══ Records for the task

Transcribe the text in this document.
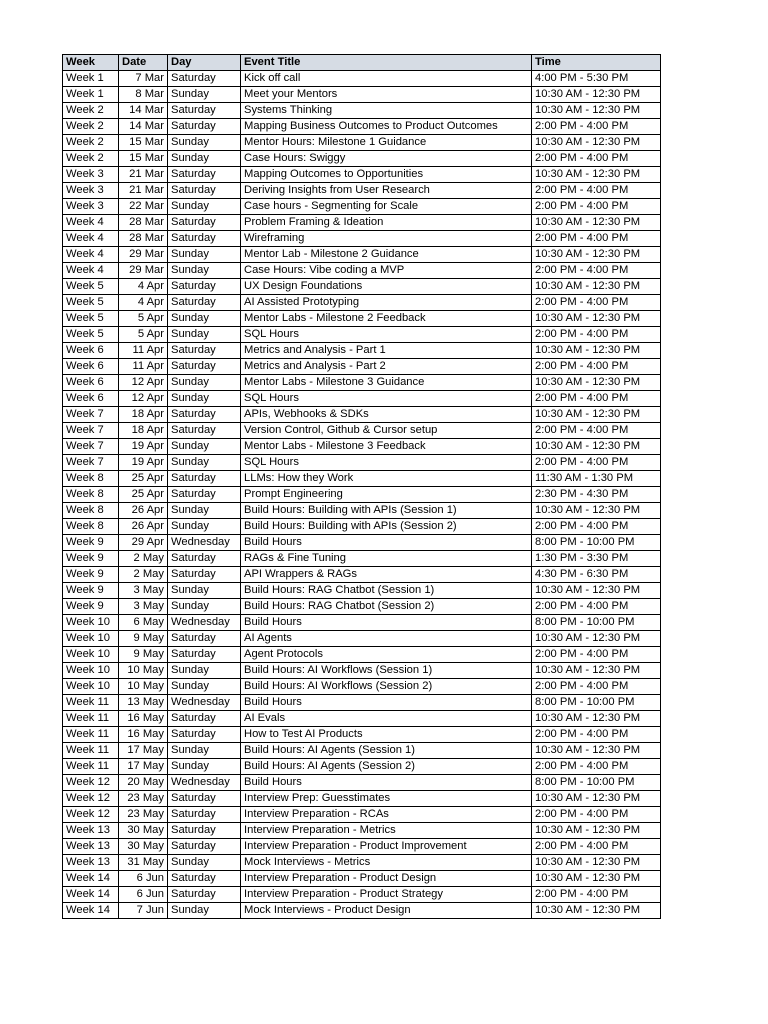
Week	Date	Day	Event Title	Time
Week 1	7 Mar	Saturday	Kick off call	4:00 PM - 5:30 PM
Week 1	8 Mar	Sunday	Meet your Mentors	10:30 AM - 12:30 PM
Week 2	14 Mar	Saturday	Systems Thinking	10:30 AM - 12:30 PM
Week 2	14 Mar	Saturday	Mapping Business Outcomes to Product Outcomes	2:00 PM - 4:00 PM
Week 2	15 Mar	Sunday	Mentor Hours: Milestone 1 Guidance	10:30 AM - 12:30 PM
Week 2	15 Mar	Sunday	Case Hours: Swiggy	2:00 PM - 4:00 PM
Week 3	21 Mar	Saturday	Mapping Outcomes to Opportunities	10:30 AM - 12:30 PM
Week 3	21 Mar	Saturday	Deriving Insights from User Research	2:00 PM - 4:00 PM
Week 3	22 Mar	Sunday	Case hours - Segmenting for Scale	2:00 PM - 4:00 PM
Week 4	28 Mar	Saturday	Problem Framing & Ideation	10:30 AM - 12:30 PM
Week 4	28 Mar	Saturday	Wireframing	2:00 PM - 4:00 PM
Week 4	29 Mar	Sunday	Mentor Lab - Milestone 2 Guidance	10:30 AM - 12:30 PM
Week 4	29 Mar	Sunday	Case Hours: Vibe coding a MVP	2:00 PM - 4:00 PM
Week 5	4 Apr	Saturday	UX Design Foundations	10:30 AM - 12:30 PM
Week 5	4 Apr	Saturday	AI Assisted Prototyping	2:00 PM - 4:00 PM
Week 5	5 Apr	Sunday	Mentor Labs - Milestone 2 Feedback	10:30 AM - 12:30 PM
Week 5	5 Apr	Sunday	SQL Hours	2:00 PM - 4:00 PM
Week 6	11 Apr	Saturday	Metrics and Analysis - Part 1	10:30 AM - 12:30 PM
Week 6	11 Apr	Saturday	Metrics and Analysis - Part 2	2:00 PM - 4:00 PM
Week 6	12 Apr	Sunday	Mentor Labs - Milestone 3 Guidance	10:30 AM - 12:30 PM
Week 6	12 Apr	Sunday	SQL Hours	2:00 PM - 4:00 PM
Week 7	18 Apr	Saturday	APIs, Webhooks & SDKs	10:30 AM - 12:30 PM
Week 7	18 Apr	Saturday	Version Control, Github & Cursor setup	2:00 PM - 4:00 PM
Week 7	19 Apr	Sunday	Mentor Labs - Milestone 3 Feedback	10:30 AM - 12:30 PM
Week 7	19 Apr	Sunday	SQL Hours	2:00 PM - 4:00 PM
Week 8	25 Apr	Saturday	LLMs: How they Work	11:30 AM - 1:30 PM
Week 8	25 Apr	Saturday	Prompt Engineering	2:30 PM - 4:30 PM
Week 8	26 Apr	Sunday	Build Hours: Building with APIs (Session 1)	10:30 AM - 12:30 PM
Week 8	26 Apr	Sunday	Build Hours: Building with APIs (Session 2)	2:00 PM - 4:00 PM
Week 9	29 Apr	Wednesday	Build Hours	8:00 PM - 10:00 PM
Week 9	2 May	Saturday	RAGs & Fine Tuning	1:30 PM - 3:30 PM
Week 9	2 May	Saturday	API Wrappers & RAGs	4:30 PM - 6:30 PM
Week 9	3 May	Sunday	Build Hours: RAG Chatbot (Session 1)	10:30 AM - 12:30 PM
Week 9	3 May	Sunday	Build Hours: RAG Chatbot (Session 2)	2:00 PM - 4:00 PM
Week 10	6 May	Wednesday	Build Hours	8:00 PM - 10:00 PM
Week 10	9 May	Saturday	AI Agents	10:30 AM - 12:30 PM
Week 10	9 May	Saturday	Agent Protocols	2:00 PM - 4:00 PM
Week 10	10 May	Sunday	Build Hours: AI Workflows (Session 1)	10:30 AM - 12:30 PM
Week 10	10 May	Sunday	Build Hours: AI Workflows (Session 2)	2:00 PM - 4:00 PM
Week 11	13 May	Wednesday	Build Hours	8:00 PM - 10:00 PM
Week 11	16 May	Saturday	AI Evals	10:30 AM - 12:30 PM
Week 11	16 May	Saturday	How to Test AI Products	2:00 PM - 4:00 PM
Week 11	17 May	Sunday	Build Hours: AI Agents (Session 1)	10:30 AM - 12:30 PM
Week 11	17 May	Sunday	Build Hours: AI Agents (Session 2)	2:00 PM - 4:00 PM
Week 12	20 May	Wednesday	Build Hours	8:00 PM - 10:00 PM
Week 12	23 May	Saturday	Interview Prep: Guesstimates	10:30 AM - 12:30 PM
Week 12	23 May	Saturday	Interview Preparation - RCAs	2:00 PM - 4:00 PM
Week 13	30 May	Saturday	Interview Preparation - Metrics	10:30 AM - 12:30 PM
Week 13	30 May	Saturday	Interview Preparation - Product Improvement	2:00 PM - 4:00 PM
Week 13	31 May	Sunday	Mock Interviews - Metrics	10:30 AM - 12:30 PM
Week 14	6 Jun	Saturday	Interview Preparation - Product Design	10:30 AM - 12:30 PM
Week 14	6 Jun	Saturday	Interview Preparation - Product Strategy	2:00 PM - 4:00 PM
Week 14	7 Jun	Sunday	Mock Interviews - Product Design	10:30 AM - 12:30 PM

════

== Exercise requirements ==
With the pictures omitted, reproduce the records in full and exactly.

== Solution below ==
Transcribe the text in this document.
Week	Date	Day	Event Title	Time
Week 1	7 Mar	Saturday	Kick off call	4:00 PM - 5:30 PM
Week 1	8 Mar	Sunday	Meet your Mentors	10:30 AM - 12:30 PM
Week 2	14 Mar	Saturday	Systems Thinking	10:30 AM - 12:30 PM
Week 2	14 Mar	Saturday	Mapping Business Outcomes to Product Outcomes	2:00 PM - 4:00 PM
Week 2	15 Mar	Sunday	Mentor Hours: Milestone 1 Guidance	10:30 AM - 12:30 PM
Week 2	15 Mar	Sunday	Case Hours: Swiggy	2:00 PM - 4:00 PM
Week 3	21 Mar	Saturday	Mapping Outcomes to Opportunities	10:30 AM - 12:30 PM
Week 3	21 Mar	Saturday	Deriving Insights from User Research	2:00 PM - 4:00 PM
Week 3	22 Mar	Sunday	Case hours - Segmenting for Scale	2:00 PM - 4:00 PM
Week 4	28 Mar	Saturday	Problem Framing & Ideation	10:30 AM - 12:30 PM
Week 4	28 Mar	Saturday	Wireframing	2:00 PM - 4:00 PM
Week 4	29 Mar	Sunday	Mentor Lab - Milestone 2 Guidance	10:30 AM - 12:30 PM
Week 4	29 Mar	Sunday	Case Hours: Vibe coding a MVP	2:00 PM - 4:00 PM
Week 5	4 Apr	Saturday	UX Design Foundations	10:30 AM - 12:30 PM
Week 5	4 Apr	Saturday	AI Assisted Prototyping	2:00 PM - 4:00 PM
Week 5	5 Apr	Sunday	Mentor Labs - Milestone 2 Feedback	10:30 AM - 12:30 PM
Week 5	5 Apr	Sunday	SQL Hours	2:00 PM - 4:00 PM
Week 6	11 Apr	Saturday	Metrics and Analysis - Part 1	10:30 AM - 12:30 PM
Week 6	11 Apr	Saturday	Metrics and Analysis - Part 2	2:00 PM - 4:00 PM
Week 6	12 Apr	Sunday	Mentor Labs - Milestone 3 Guidance	10:30 AM - 12:30 PM
Week 6	12 Apr	Sunday	SQL Hours	2:00 PM - 4:00 PM
Week 7	18 Apr	Saturday	APIs, Webhooks & SDKs	10:30 AM - 12:30 PM
Week 7	18 Apr	Saturday	Version Control, Github & Cursor setup	2:00 PM - 4:00 PM
Week 7	19 Apr	Sunday	Mentor Labs - Milestone 3 Feedback	10:30 AM - 12:30 PM
Week 7	19 Apr	Sunday	SQL Hours	2:00 PM - 4:00 PM
Week 8	25 Apr	Saturday	LLMs: How they Work	11:30 AM - 1:30 PM
Week 8	25 Apr	Saturday	Prompt Engineering	2:30 PM - 4:30 PM
Week 8	26 Apr	Sunday	Build Hours: Building with APIs (Session 1)	10:30 AM - 12:30 PM
Week 8	26 Apr	Sunday	Build Hours: Building with APIs (Session 2)	2:00 PM - 4:00 PM
Week 9	29 Apr	Wednesday	Build Hours	8:00 PM - 10:00 PM
Week 9	2 May	Saturday	RAGs & Fine Tuning	1:30 PM - 3:30 PM
Week 9	2 May	Saturday	API Wrappers & RAGs	4:30 PM - 6:30 PM
Week 9	3 May	Sunday	Build Hours: RAG Chatbot (Session 1)	10:30 AM - 12:30 PM
Week 9	3 May	Sunday	Build Hours: RAG Chatbot (Session 2)	2:00 PM - 4:00 PM
Week 10	6 May	Wednesday	Build Hours	8:00 PM - 10:00 PM
Week 10	9 May	Saturday	AI Agents	10:30 AM - 12:30 PM
Week 10	9 May	Saturday	Agent Protocols	2:00 PM - 4:00 PM
Week 10	10 May	Sunday	Build Hours: AI Workflows (Session 1)	10:30 AM - 12:30 PM
Week 10	10 May	Sunday	Build Hours: AI Workflows (Session 2)	2:00 PM - 4:00 PM
Week 11	13 May	Wednesday	Build Hours	8:00 PM - 10:00 PM
Week 11	16 May	Saturday	AI Evals	10:30 AM - 12:30 PM
Week 11	16 May	Saturday	How to Test AI Products	2:00 PM - 4:00 PM
Week 11	17 May	Sunday	Build Hours: AI Agents (Session 1)	10:30 AM - 12:30 PM
Week 11	17 May	Sunday	Build Hours: AI Agents (Session 2)	2:00 PM - 4:00 PM
Week 12	20 May	Wednesday	Build Hours	8:00 PM - 10:00 PM
Week 12	23 May	Saturday	Interview Prep: Guesstimates	10:30 AM - 12:30 PM
Week 12	23 May	Saturday	Interview Preparation - RCAs	2:00 PM - 4:00 PM
Week 13	30 May	Saturday	Interview Preparation - Metrics	10:30 AM - 12:30 PM
Week 13	30 May	Saturday	Interview Preparation - Product Improvement	2:00 PM - 4:00 PM
Week 13	31 May	Sunday	Mock Interviews - Metrics	10:30 AM - 12:30 PM
Week 14	6 Jun	Saturday	Interview Preparation - Product Design	10:30 AM - 12:30 PM
Week 14	6 Jun	Saturday	Interview Preparation - Product Strategy	2:00 PM - 4:00 PM
Week 14	7 Jun	Sunday	Mock Interviews - Product Design	10:30 AM - 12:30 PM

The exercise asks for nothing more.